What to do:
Extract, from the records beneath this instruction, each line that contains the word "Duan".

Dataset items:
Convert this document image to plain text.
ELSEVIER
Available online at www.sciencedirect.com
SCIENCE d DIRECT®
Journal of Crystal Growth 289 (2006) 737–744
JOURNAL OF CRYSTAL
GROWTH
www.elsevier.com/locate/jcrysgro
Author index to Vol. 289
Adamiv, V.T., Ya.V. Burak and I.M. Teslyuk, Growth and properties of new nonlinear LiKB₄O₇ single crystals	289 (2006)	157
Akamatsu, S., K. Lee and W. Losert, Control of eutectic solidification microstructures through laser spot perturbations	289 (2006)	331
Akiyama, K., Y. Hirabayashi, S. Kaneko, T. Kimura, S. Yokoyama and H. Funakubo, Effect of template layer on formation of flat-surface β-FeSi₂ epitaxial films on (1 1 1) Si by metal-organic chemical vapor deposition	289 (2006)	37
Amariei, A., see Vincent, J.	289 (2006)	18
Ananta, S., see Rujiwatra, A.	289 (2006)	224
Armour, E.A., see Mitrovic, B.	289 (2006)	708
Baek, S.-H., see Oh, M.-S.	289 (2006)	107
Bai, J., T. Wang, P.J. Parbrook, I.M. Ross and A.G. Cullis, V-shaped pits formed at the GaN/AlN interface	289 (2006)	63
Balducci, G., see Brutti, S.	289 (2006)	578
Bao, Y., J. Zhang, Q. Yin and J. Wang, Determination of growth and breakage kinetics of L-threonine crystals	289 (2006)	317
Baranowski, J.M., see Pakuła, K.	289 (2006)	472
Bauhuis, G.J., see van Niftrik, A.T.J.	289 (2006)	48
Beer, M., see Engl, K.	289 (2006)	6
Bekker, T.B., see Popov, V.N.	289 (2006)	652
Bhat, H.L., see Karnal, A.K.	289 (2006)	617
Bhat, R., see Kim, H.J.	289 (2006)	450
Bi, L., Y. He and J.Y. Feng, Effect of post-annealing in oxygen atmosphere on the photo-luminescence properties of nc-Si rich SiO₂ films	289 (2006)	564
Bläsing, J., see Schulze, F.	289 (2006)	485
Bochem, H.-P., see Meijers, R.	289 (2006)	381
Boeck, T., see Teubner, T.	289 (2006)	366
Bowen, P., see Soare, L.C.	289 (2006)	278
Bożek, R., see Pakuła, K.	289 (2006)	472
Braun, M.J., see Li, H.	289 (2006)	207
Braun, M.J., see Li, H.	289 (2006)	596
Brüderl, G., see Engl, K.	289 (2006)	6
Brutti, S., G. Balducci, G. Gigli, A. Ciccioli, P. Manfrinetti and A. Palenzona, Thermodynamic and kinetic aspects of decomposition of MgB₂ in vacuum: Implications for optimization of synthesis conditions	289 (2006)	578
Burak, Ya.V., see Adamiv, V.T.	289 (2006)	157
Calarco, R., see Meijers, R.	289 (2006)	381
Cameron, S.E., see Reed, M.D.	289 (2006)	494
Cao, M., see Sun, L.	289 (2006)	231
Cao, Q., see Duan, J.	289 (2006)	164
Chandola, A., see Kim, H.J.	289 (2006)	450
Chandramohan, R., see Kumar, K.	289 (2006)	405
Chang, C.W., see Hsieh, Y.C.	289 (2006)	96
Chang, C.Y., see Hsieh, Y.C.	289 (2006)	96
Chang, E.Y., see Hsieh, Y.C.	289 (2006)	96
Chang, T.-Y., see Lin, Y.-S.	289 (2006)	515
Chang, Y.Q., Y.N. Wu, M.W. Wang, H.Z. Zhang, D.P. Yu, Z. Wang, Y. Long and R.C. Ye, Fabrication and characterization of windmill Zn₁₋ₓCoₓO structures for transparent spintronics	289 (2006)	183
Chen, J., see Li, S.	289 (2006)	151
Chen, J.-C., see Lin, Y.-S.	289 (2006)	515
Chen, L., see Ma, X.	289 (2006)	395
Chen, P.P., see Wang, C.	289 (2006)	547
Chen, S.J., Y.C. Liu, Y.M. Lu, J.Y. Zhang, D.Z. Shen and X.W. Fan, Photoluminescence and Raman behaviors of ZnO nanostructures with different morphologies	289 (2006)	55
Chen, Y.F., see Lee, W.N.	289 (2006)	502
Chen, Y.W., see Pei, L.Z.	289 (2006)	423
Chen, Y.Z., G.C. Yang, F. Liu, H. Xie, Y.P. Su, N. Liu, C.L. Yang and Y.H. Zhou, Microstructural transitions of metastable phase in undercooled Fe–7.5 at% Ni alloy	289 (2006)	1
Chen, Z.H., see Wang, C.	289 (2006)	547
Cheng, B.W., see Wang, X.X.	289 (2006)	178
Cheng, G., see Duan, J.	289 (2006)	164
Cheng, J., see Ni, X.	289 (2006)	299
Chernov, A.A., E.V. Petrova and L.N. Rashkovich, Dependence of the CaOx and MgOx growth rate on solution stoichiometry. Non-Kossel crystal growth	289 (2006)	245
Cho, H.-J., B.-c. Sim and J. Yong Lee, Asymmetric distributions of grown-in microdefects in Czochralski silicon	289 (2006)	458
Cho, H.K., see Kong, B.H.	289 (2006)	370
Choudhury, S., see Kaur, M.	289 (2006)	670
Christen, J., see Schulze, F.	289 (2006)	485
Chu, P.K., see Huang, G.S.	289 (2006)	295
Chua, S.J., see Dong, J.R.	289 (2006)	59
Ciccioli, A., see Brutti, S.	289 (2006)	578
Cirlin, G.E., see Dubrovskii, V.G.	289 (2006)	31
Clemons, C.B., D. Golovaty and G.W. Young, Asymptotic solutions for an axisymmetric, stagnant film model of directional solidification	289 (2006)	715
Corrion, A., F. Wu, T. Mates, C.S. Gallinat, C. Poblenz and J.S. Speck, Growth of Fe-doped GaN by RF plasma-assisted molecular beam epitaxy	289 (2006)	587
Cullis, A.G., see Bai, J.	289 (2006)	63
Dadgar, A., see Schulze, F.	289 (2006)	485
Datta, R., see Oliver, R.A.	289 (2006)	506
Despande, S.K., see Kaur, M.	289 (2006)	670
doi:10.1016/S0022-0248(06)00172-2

Response:
Cao, Q., see Duan, J.	289 (2006)	164
Cheng, G., see Duan, J.	289 (2006)	164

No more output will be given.